Peter Reinhart recommends 4.5 oz bagels, but several people said they were enormous, and having just dealt with huge bread last time, I decided to go with a more manageable 3.5 ounce size. They seemed perfect to me.


After the bagels are shaped, rest for 20 minutes, and pass the "float test," they get refrigerated overnight.

I woke up like a kid on Christmas on bagel baking day. I brought a huge pot of water (with baking soda in it) to a boil and started boiling the bagels, one to two minutes per side:



Then baked them:


The verdict? There is plenty of room for improvement in my bagelmaking. My bagels were on the flat side, and I don't know why. They were also on the outer limits of the acceptably chewy spectrum - I'd probably limit boiling to one minute per side next time to achieve optimal chewiness. But oh. my. gosh. This is it! This is the bagel that I crave but cannot buy here, the bagel that I thought I would only get to experience every 10 years at class reunions. I never in a million years would have thought that I could make these at home. I'm still sort of in shock.

Now, I got the feeling that I liked these more than anyone else who tried them. That could be just because I just like chewy water bagels more than most people, or because I'm so utterly bagel-deprived, or because I sweated these bagels for two days. But in any event, I loved them, and I plan to work these into my baking schedule at least once every couple of months.



Bagels are the third recipe in Peter Reinhart's Bread Baker's Apprentice, which a couple of hundred of us are baking through as part of the BBA Challenge. Next up: brioche!

Tuesday, November 11, 2008

TWD: Kugelhopf


When I went to pick up my daughter from preschool last week, her teacher rushed up to me and said: "Elizabeth sang her very favorite song for us today, and we all really enjoyed it! Elizabeth, do you want to sing your favorite song for your mommy?" I was fully expecting to hear "Five Little Pumpkins Sitting on a Gate," since this was what she'd been singing the most at home, complete with wind-blowing sounds and having the wind blow out the lights. So imagine my surprise when instead, I heard her sweet, tiny little voice belt out, in perfect tune:

She wore them apple bottom jeans
Boots with the furrrrr (with the fur!) [yes, she did indeed include the second "with the fur" line]
The whole club was looking at her
She hit the flo'
Next thing you know
Shawty got low, low, low, low, low, low, low, low . . .

As the teachers threw back their heads and howled, I squirmed and said "Oh! Um. Heh. Heh heh. Gosh, Miss Kelly. I don't know where Elizabeth would have heard Flo Rida and T-Pain. We only listen to Raffi at home. Um. That's something else, alright."

The moral of this story is that kids will soak in absolutely anything, just like my Kugelhopf. But whereas hip hop lyrics and three year olds might be considered "a bad kind of soaking in," we'd all agree that melted butter and warm brioche is most definitely "a good kind of soaking in."

*****

Direction:
Update the bagel post from "Peter Reinhart recommends" to "perfect to me.", replacing "manageable" with "practical".

*****

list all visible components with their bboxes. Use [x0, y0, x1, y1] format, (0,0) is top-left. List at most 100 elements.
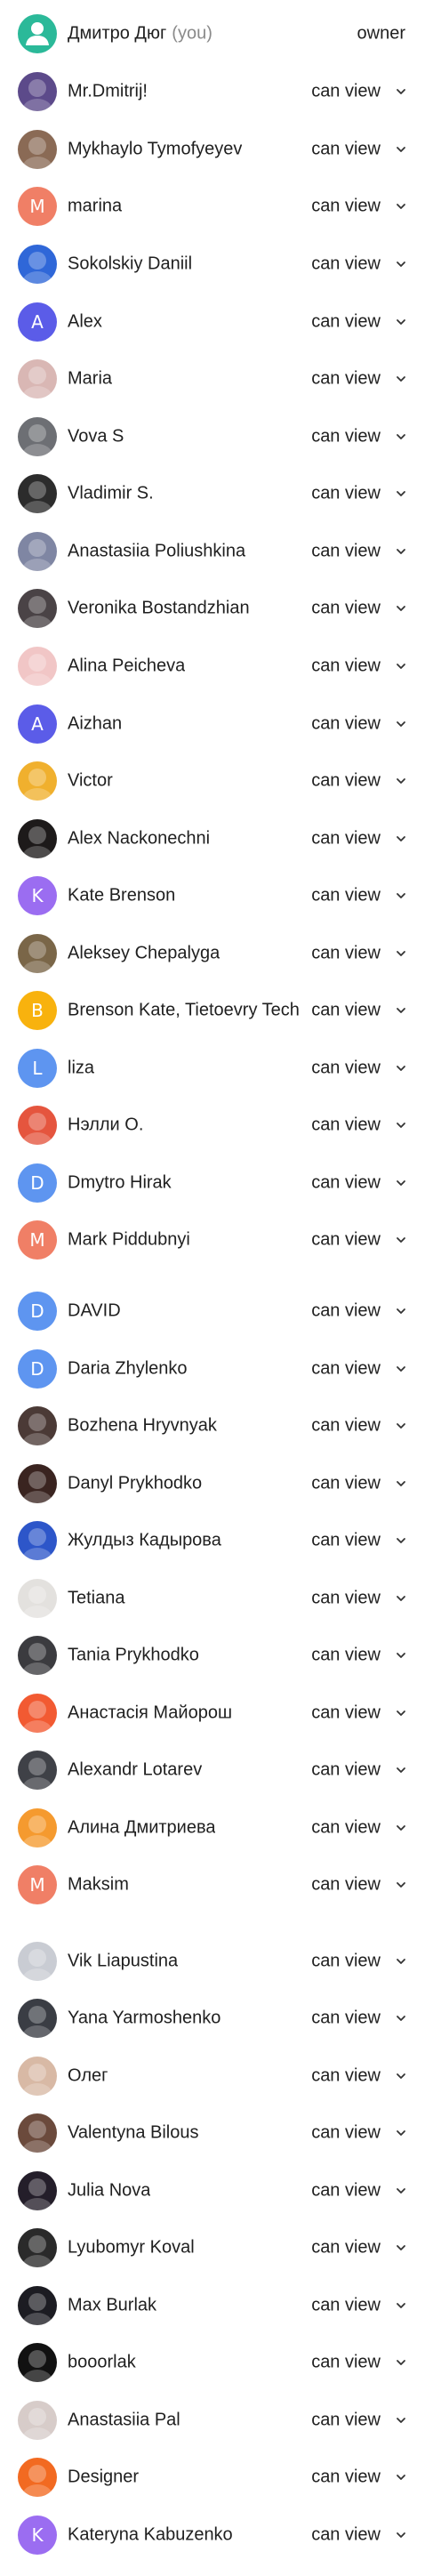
- chevron-down-icon[interactable]: [395, 1956, 407, 1967]
- chevron-down-icon[interactable]: [395, 661, 407, 672]
- chevron-down-icon[interactable]: [395, 1306, 407, 1316]
- chevron-down-icon[interactable]: [395, 719, 407, 729]
- chevron-down-icon[interactable]: [395, 2530, 407, 2540]
- permission-dropdown[interactable]: can view: [311, 484, 381, 504]
- member-row: Алина Дмитриева can view: [0, 1803, 425, 1853]
- permission-dropdown[interactable]: can view: [311, 1416, 381, 1437]
- permission-dropdown[interactable]: can view: [311, 1875, 381, 1896]
- permission-dropdown[interactable]: can view: [311, 2008, 381, 2029]
- chevron-down-icon[interactable]: [395, 144, 407, 155]
- permission-dropdown[interactable]: can view: [311, 1474, 381, 1494]
- chevron-down-icon[interactable]: [395, 2186, 407, 2196]
- chevron-down-icon[interactable]: [395, 1823, 407, 1833]
- chevron-down-icon[interactable]: [395, 86, 407, 97]
- chevron-down-icon[interactable]: [395, 890, 407, 901]
- chevron-down-icon[interactable]: [395, 1178, 407, 1188]
- chevron-down-icon[interactable]: [395, 1708, 407, 1719]
- member-avatar: [18, 819, 57, 858]
- permission-dropdown[interactable]: can view: [311, 1760, 381, 1781]
- chevron-down-icon[interactable]: [395, 776, 407, 786]
- permission-dropdown[interactable]: can view: [311, 1646, 381, 1666]
- chevron-down-icon[interactable]: [395, 2013, 407, 2024]
- permission-dropdown[interactable]: can view: [311, 1818, 381, 1839]
- permission-dropdown[interactable]: can view: [311, 2353, 381, 2373]
- permission-dropdown[interactable]: can view: [311, 1589, 381, 1609]
- chevron-down-icon[interactable]: [395, 1535, 407, 1546]
- chevron-down-icon[interactable]: [395, 546, 407, 557]
- permission-dropdown[interactable]: can view: [311, 1359, 381, 1380]
- chevron-down-icon[interactable]: [395, 948, 407, 959]
- member-row: Олег can view: [0, 2051, 425, 2101]
- permission-dropdown[interactable]: can view: [311, 1230, 381, 1251]
- member-avatar: [18, 1464, 57, 1503]
- permission-dropdown[interactable]: can view: [311, 656, 381, 677]
- permission-dropdown[interactable]: can view: [311, 599, 381, 619]
- chevron-down-icon[interactable]: [395, 1063, 407, 1074]
- chevron-down-icon[interactable]: [395, 1005, 407, 1016]
- permission-dropdown[interactable]: can view: [311, 2123, 381, 2144]
- member-name: Анастасія Майорош: [68, 1703, 232, 1723]
- chevron-down-icon[interactable]: [395, 431, 407, 442]
- chevron-down-icon[interactable]: [395, 488, 407, 499]
- permission-dropdown[interactable]: can view: [311, 1115, 381, 1136]
- person-icon: [26, 22, 49, 45]
- member-name: Maksim: [68, 1874, 129, 1895]
- chevron-down-icon[interactable]: [395, 1120, 407, 1131]
- permission-dropdown[interactable]: can view: [311, 2066, 381, 2087]
- permission-dropdown[interactable]: can view: [311, 1173, 381, 1194]
- chevron-down-icon[interactable]: [395, 1593, 407, 1604]
- chevron-down-icon[interactable]: [395, 2472, 407, 2483]
- permission-dropdown[interactable]: can view: [311, 2525, 381, 2546]
- chevron-down-icon[interactable]: [395, 2357, 407, 2368]
- permission-dropdown[interactable]: can view: [311, 369, 381, 390]
- chevron-down-icon[interactable]: [395, 201, 407, 212]
- permission-dropdown[interactable]: can view: [311, 197, 381, 217]
- permission-dropdown[interactable]: can view: [311, 2411, 381, 2431]
- permission-dropdown[interactable]: can view: [311, 2467, 381, 2488]
- chevron-down-icon[interactable]: [395, 2242, 407, 2253]
- permission-dropdown[interactable]: can view: [311, 2296, 381, 2316]
- permission-dropdown[interactable]: can view: [311, 312, 381, 333]
- permission-dropdown[interactable]: can view: [311, 1703, 381, 1724]
- permission-dropdown[interactable]: can view: [311, 427, 381, 447]
- chevron-down-icon[interactable]: [395, 1765, 407, 1775]
- member-row: Жулдыз Кадырова can view: [0, 1516, 425, 1566]
- chevron-down-icon[interactable]: [395, 1235, 407, 1245]
- member-avatar: [18, 1694, 57, 1733]
- chevron-down-icon[interactable]: [395, 2300, 407, 2311]
- chevron-down-icon[interactable]: [395, 603, 407, 614]
- permission-dropdown[interactable]: can view: [311, 829, 381, 849]
- permission-dropdown[interactable]: can view: [311, 542, 381, 562]
- member-name: Julia Nova: [68, 2180, 151, 2201]
- chevron-down-icon[interactable]: [395, 1478, 407, 1489]
- permission-dropdown[interactable]: can view: [311, 944, 381, 964]
- permission-dropdown[interactable]: can view: [311, 1531, 381, 1551]
- member-row: Alex Nackonechni can view: [0, 814, 425, 864]
- chevron-down-icon[interactable]: [395, 2415, 407, 2426]
- chevron-down-icon[interactable]: [395, 259, 407, 270]
- chevron-down-icon[interactable]: [395, 2071, 407, 2081]
- permission-dropdown[interactable]: can view: [311, 254, 381, 275]
- permission-dropdown[interactable]: can view: [311, 82, 381, 102]
- member-row: Designer can view: [0, 2452, 425, 2502]
- chevron-down-icon[interactable]: [395, 2128, 407, 2138]
- permission-dropdown[interactable]: can view: [311, 714, 381, 735]
- member-avatar: [18, 1808, 57, 1847]
- chevron-down-icon[interactable]: [395, 1650, 407, 1661]
- permission-dropdown[interactable]: can view: [311, 140, 381, 160]
- permission-dropdown[interactable]: can view: [311, 2238, 381, 2258]
- permission-dropdown[interactable]: can view: [311, 886, 381, 906]
- chevron-down-icon[interactable]: [395, 1421, 407, 1431]
- permission-dropdown[interactable]: can view: [311, 771, 381, 792]
- permission-dropdown[interactable]: can view: [311, 1952, 381, 1972]
- permission-dropdown[interactable]: can view: [311, 2181, 381, 2202]
- chevron-down-icon[interactable]: [395, 833, 407, 844]
- permission-dropdown[interactable]: can view: [311, 1301, 381, 1322]
- permission-dropdown[interactable]: can view: [311, 1001, 381, 1021]
- member-avatar: [18, 474, 57, 513]
- chevron-down-icon[interactable]: [395, 1364, 407, 1374]
- chevron-down-icon[interactable]: [395, 317, 407, 327]
- permission-dropdown[interactable]: can view: [311, 1059, 381, 1079]
- chevron-down-icon[interactable]: [395, 374, 407, 384]
- chevron-down-icon[interactable]: [395, 1880, 407, 1890]
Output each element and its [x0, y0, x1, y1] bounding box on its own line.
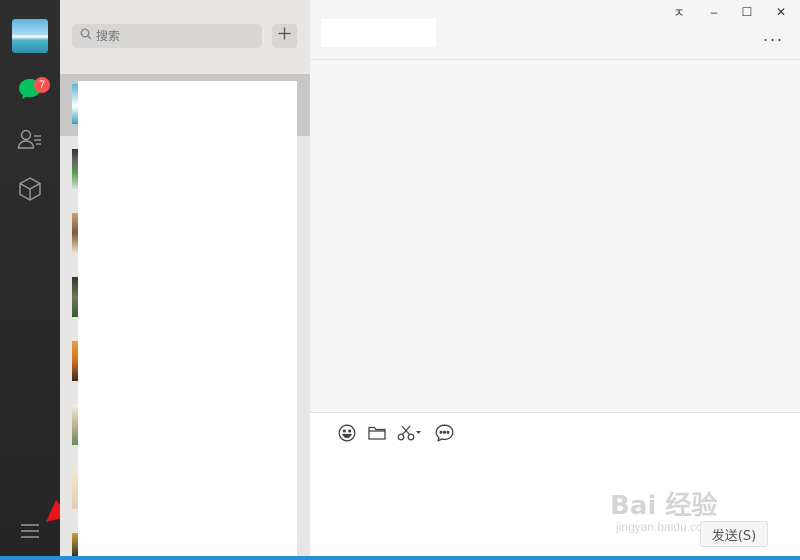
folder-icon: [368, 425, 386, 446]
close-button[interactable]: ✕: [770, 3, 792, 21]
file-button[interactable]: [366, 424, 388, 446]
more-button[interactable]: ···: [760, 28, 786, 49]
redacted-list-area: [78, 81, 297, 560]
speech-bubble-icon: [435, 424, 454, 447]
send-button[interactable]: 发送(S): [700, 521, 768, 547]
pin-icon: ㅈ: [673, 5, 685, 20]
maximize-button[interactable]: ☐: [736, 3, 758, 21]
pin-button[interactable]: ㅈ: [668, 3, 690, 21]
add-button[interactable]: [272, 24, 297, 48]
chat-history-button[interactable]: [433, 424, 455, 446]
search-box[interactable]: [72, 24, 262, 48]
minimize-icon: –: [710, 5, 718, 19]
emoji-button[interactable]: [336, 424, 358, 446]
search-icon: [80, 27, 92, 45]
close-icon: ✕: [775, 5, 787, 19]
search-input[interactable]: [96, 29, 246, 43]
minimize-button[interactable]: –: [703, 3, 725, 21]
unread-badge: 7: [34, 77, 50, 93]
plus-icon: [278, 27, 291, 45]
more-dots-icon: ···: [762, 28, 784, 49]
maximize-icon: ☐: [741, 5, 753, 19]
contacts-icon: [17, 127, 43, 156]
scissors-icon: [397, 425, 423, 446]
favorites-nav-button[interactable]: [12, 173, 48, 209]
redacted-chat-title: [321, 19, 436, 47]
contacts-nav-button[interactable]: [12, 123, 48, 159]
hamburger-icon: [20, 523, 40, 544]
screenshot-button[interactable]: [397, 424, 423, 446]
taskbar-edge: [0, 556, 800, 560]
cube-icon: [18, 176, 42, 207]
emoji-icon: [338, 424, 356, 447]
avatar[interactable]: [12, 19, 48, 53]
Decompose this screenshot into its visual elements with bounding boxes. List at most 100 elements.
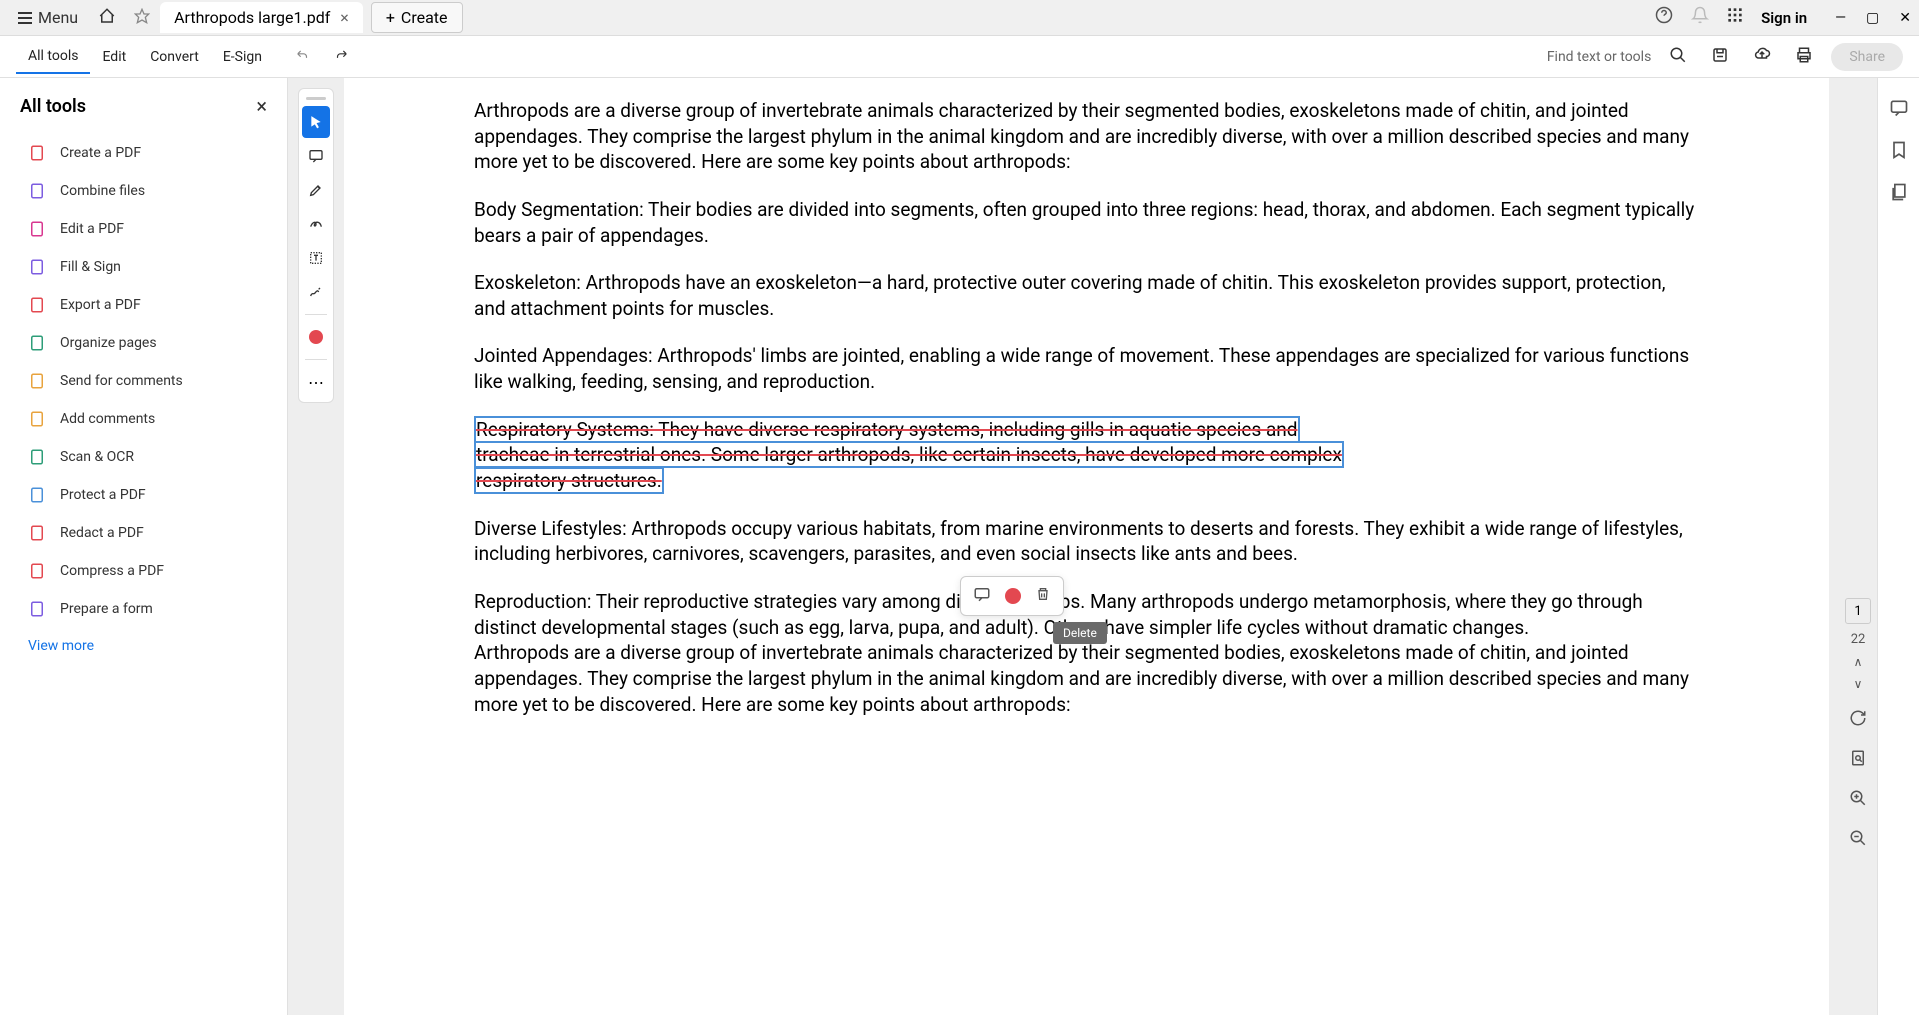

*****

The output:
Peter Reinhart recommends 4.5 oz bagels, but several people said they were enormous, and having just dealt with huge bread last time, I decided to go with a more practical 3.5 ounce size. They seemed perfect to me.